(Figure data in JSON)
________________________________________

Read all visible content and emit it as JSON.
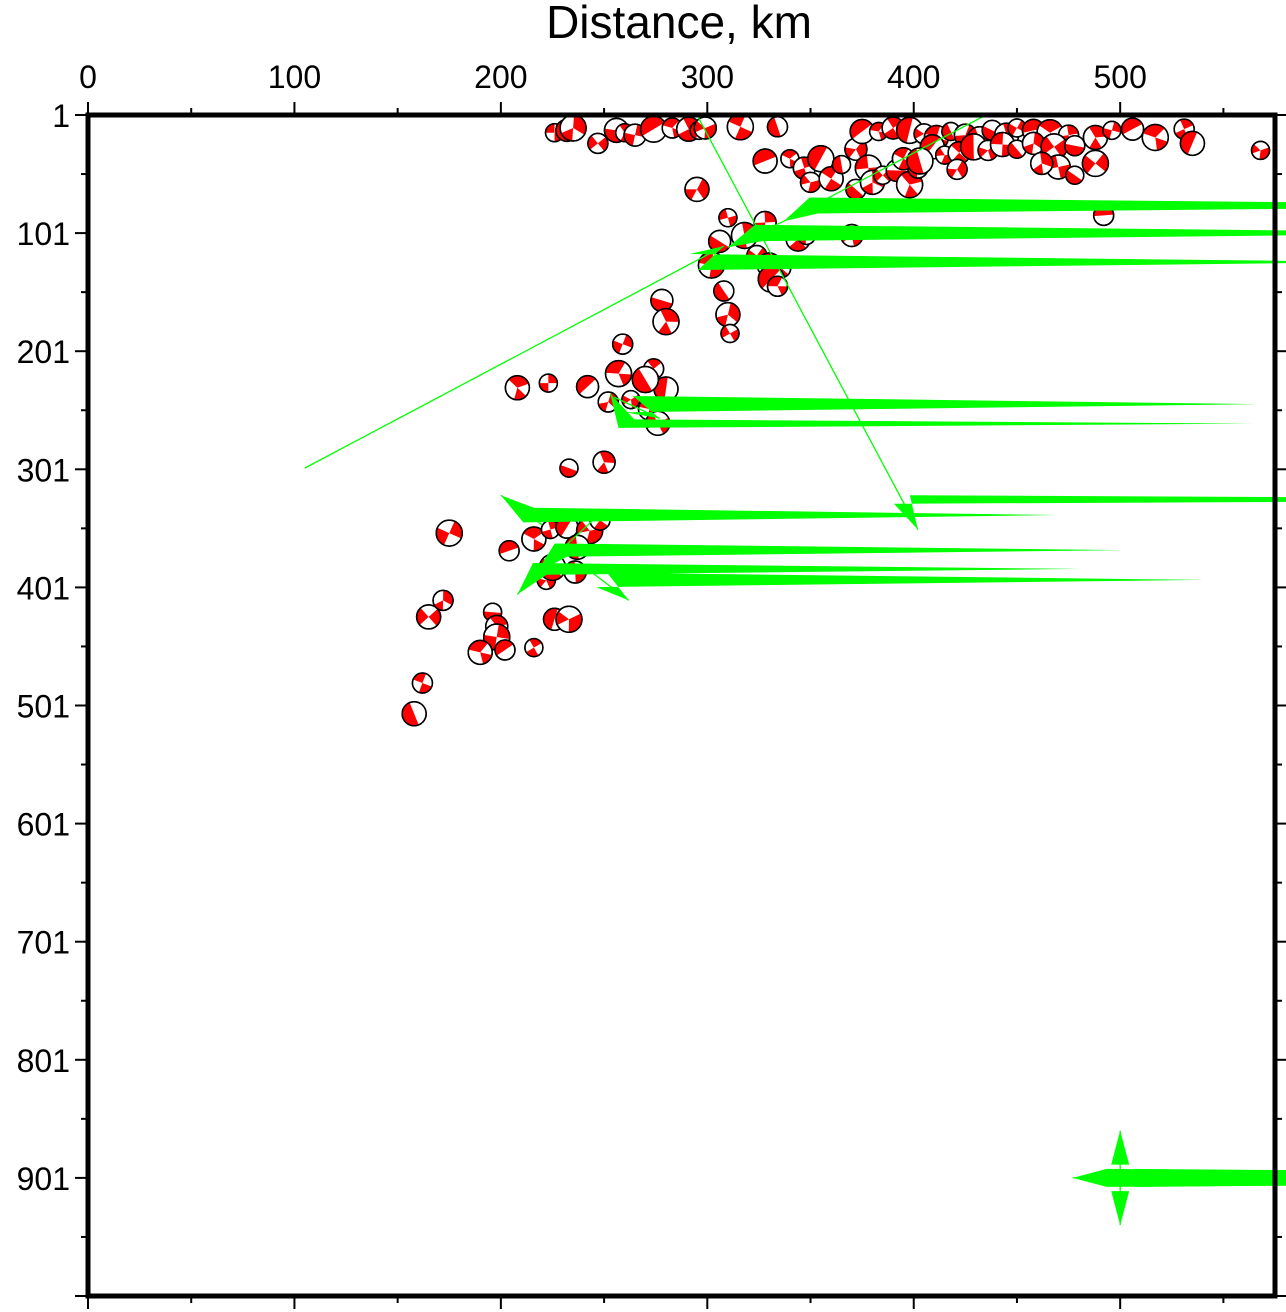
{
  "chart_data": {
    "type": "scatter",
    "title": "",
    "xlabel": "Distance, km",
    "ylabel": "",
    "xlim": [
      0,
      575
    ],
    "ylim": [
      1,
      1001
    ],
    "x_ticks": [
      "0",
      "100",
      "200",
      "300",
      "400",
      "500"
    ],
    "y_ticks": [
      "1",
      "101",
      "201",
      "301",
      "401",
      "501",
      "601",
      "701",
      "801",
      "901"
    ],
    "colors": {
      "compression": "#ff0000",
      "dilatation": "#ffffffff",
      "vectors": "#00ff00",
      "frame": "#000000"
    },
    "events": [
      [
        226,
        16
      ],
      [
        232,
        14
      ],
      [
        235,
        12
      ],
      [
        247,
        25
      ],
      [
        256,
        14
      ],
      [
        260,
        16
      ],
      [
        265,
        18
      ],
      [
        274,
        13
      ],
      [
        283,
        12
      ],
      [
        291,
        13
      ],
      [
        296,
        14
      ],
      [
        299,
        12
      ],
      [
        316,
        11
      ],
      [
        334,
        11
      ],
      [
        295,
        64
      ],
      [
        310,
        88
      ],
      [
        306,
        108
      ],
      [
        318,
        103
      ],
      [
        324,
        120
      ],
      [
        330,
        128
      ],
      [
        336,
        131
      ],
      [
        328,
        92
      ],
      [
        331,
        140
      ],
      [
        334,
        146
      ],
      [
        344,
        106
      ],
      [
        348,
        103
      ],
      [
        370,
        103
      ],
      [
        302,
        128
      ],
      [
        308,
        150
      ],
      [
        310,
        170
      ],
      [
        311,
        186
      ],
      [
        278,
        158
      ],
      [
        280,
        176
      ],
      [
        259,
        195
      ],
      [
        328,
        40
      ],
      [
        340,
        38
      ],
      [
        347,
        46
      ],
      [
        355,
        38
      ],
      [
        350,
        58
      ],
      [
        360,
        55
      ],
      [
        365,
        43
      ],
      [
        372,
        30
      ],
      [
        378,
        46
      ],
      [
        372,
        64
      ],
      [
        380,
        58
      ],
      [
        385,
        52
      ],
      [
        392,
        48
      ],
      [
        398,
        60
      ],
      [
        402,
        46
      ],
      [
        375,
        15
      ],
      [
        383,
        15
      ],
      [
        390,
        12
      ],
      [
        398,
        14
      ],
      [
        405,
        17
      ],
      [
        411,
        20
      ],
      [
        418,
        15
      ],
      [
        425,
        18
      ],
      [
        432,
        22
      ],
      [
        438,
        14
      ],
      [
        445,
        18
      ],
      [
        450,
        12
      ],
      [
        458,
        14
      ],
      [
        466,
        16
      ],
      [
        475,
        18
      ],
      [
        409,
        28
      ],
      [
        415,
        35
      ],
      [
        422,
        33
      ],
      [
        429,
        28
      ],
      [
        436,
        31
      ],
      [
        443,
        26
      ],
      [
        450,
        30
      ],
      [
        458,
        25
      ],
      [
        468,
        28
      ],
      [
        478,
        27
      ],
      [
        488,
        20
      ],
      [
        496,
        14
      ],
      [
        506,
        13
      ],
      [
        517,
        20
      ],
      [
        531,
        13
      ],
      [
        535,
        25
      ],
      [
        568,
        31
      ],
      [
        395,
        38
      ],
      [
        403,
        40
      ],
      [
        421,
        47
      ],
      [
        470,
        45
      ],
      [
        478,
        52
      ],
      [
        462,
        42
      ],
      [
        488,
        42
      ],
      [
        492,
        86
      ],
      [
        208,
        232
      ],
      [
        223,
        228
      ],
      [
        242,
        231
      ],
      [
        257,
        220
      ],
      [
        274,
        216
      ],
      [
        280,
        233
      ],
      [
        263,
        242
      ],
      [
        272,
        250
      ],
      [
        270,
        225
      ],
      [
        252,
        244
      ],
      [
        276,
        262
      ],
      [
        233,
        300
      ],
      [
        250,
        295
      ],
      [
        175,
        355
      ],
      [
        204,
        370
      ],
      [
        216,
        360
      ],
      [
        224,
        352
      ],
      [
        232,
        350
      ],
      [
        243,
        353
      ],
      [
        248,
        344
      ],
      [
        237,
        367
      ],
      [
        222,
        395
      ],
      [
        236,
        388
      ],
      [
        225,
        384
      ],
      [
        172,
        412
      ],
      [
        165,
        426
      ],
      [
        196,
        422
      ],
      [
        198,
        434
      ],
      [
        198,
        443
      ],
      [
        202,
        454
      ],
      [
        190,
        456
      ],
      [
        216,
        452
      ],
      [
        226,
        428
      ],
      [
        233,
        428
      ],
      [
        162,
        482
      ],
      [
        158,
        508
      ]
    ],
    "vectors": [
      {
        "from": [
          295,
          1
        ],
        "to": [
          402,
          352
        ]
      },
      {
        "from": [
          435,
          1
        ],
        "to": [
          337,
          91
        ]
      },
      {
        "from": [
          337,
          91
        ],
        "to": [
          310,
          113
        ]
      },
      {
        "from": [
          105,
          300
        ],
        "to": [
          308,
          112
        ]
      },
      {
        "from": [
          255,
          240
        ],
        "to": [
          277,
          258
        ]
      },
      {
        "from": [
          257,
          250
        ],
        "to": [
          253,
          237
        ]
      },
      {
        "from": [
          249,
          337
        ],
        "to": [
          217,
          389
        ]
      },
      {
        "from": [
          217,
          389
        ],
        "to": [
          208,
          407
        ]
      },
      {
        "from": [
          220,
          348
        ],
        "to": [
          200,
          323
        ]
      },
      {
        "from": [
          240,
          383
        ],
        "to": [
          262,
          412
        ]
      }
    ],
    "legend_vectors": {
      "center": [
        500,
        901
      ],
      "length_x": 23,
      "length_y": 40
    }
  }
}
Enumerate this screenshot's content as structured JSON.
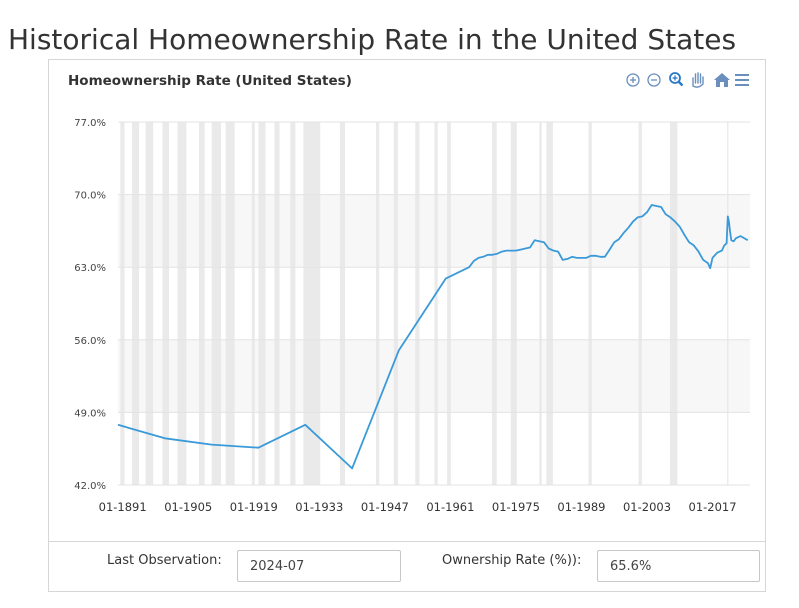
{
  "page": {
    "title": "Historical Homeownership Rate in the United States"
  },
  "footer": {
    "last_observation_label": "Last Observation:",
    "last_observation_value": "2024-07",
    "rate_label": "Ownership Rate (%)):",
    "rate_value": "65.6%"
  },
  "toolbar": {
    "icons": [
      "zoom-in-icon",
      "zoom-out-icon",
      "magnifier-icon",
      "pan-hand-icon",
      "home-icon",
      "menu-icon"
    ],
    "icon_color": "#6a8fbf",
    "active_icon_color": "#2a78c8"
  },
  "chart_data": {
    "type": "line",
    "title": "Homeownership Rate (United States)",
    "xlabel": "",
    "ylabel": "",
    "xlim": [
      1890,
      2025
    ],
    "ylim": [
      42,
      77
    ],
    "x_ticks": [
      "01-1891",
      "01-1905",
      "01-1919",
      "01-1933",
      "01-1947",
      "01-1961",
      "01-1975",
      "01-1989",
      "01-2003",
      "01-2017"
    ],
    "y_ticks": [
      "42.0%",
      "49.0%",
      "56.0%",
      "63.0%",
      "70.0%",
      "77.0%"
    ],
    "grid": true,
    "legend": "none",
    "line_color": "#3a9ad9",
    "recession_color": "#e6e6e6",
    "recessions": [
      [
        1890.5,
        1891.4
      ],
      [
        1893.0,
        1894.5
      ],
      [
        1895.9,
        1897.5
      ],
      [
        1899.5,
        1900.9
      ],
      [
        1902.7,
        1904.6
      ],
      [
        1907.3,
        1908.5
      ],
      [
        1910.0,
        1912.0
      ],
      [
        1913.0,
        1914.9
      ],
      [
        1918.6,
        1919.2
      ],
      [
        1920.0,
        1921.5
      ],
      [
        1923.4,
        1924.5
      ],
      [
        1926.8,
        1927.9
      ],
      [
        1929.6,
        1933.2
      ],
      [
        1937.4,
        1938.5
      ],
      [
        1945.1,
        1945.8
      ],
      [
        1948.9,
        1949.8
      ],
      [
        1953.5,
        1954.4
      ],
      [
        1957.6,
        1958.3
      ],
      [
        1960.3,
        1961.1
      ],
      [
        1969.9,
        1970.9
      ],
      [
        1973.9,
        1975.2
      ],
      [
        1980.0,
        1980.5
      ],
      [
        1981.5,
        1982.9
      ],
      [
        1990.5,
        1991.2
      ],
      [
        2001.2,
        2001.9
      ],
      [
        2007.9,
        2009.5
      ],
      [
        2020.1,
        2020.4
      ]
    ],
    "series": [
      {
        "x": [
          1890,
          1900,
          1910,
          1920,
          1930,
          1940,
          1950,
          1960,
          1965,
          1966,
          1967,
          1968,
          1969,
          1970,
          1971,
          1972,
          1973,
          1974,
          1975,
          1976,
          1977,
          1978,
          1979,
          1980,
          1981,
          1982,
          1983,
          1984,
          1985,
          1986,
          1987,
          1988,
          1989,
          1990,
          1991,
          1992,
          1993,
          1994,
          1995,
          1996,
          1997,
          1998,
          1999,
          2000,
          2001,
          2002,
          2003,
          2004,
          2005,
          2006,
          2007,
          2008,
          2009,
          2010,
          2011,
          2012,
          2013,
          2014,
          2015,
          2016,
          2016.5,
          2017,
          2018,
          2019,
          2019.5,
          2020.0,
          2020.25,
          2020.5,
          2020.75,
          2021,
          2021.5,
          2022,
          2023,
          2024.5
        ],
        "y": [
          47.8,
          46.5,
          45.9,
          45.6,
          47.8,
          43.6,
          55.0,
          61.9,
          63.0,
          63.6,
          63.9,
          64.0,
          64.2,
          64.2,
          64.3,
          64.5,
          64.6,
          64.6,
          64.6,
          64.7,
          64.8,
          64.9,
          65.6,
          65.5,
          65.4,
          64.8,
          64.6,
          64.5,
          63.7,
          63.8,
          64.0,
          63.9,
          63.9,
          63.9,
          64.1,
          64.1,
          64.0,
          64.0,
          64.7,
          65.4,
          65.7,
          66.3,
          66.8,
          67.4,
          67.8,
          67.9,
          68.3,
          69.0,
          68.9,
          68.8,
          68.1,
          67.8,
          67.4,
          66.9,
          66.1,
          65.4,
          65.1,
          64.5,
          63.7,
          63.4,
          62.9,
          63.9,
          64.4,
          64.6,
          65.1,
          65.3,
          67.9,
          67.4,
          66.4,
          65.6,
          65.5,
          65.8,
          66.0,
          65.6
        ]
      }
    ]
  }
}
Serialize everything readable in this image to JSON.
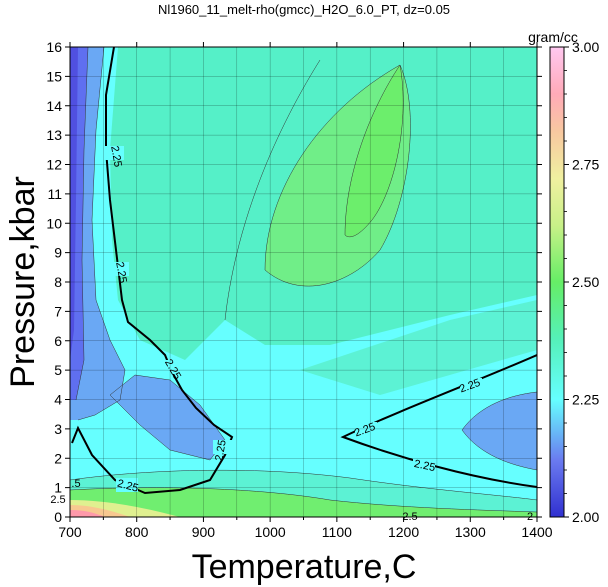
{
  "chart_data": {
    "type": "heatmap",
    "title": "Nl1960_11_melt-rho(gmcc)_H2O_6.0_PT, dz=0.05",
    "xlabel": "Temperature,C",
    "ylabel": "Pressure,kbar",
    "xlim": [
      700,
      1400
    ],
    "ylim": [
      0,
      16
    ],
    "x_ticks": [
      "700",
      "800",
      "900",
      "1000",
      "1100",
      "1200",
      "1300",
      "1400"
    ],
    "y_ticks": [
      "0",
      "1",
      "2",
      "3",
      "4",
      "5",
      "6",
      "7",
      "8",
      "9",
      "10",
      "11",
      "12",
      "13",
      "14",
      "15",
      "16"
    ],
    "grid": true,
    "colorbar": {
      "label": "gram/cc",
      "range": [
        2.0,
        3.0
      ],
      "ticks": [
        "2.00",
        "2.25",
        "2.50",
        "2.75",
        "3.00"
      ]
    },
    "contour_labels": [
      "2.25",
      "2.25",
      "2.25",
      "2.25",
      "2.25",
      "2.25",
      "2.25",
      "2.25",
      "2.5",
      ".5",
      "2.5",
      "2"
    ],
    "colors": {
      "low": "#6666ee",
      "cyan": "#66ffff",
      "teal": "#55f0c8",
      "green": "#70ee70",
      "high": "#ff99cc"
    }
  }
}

________________________________________

Short task: Return all the lines that contain the string "xlabel".

Task output:
    "xlabel": "Distance, km",
    "xlabel": "",
    "xlabel": "Temperature,C",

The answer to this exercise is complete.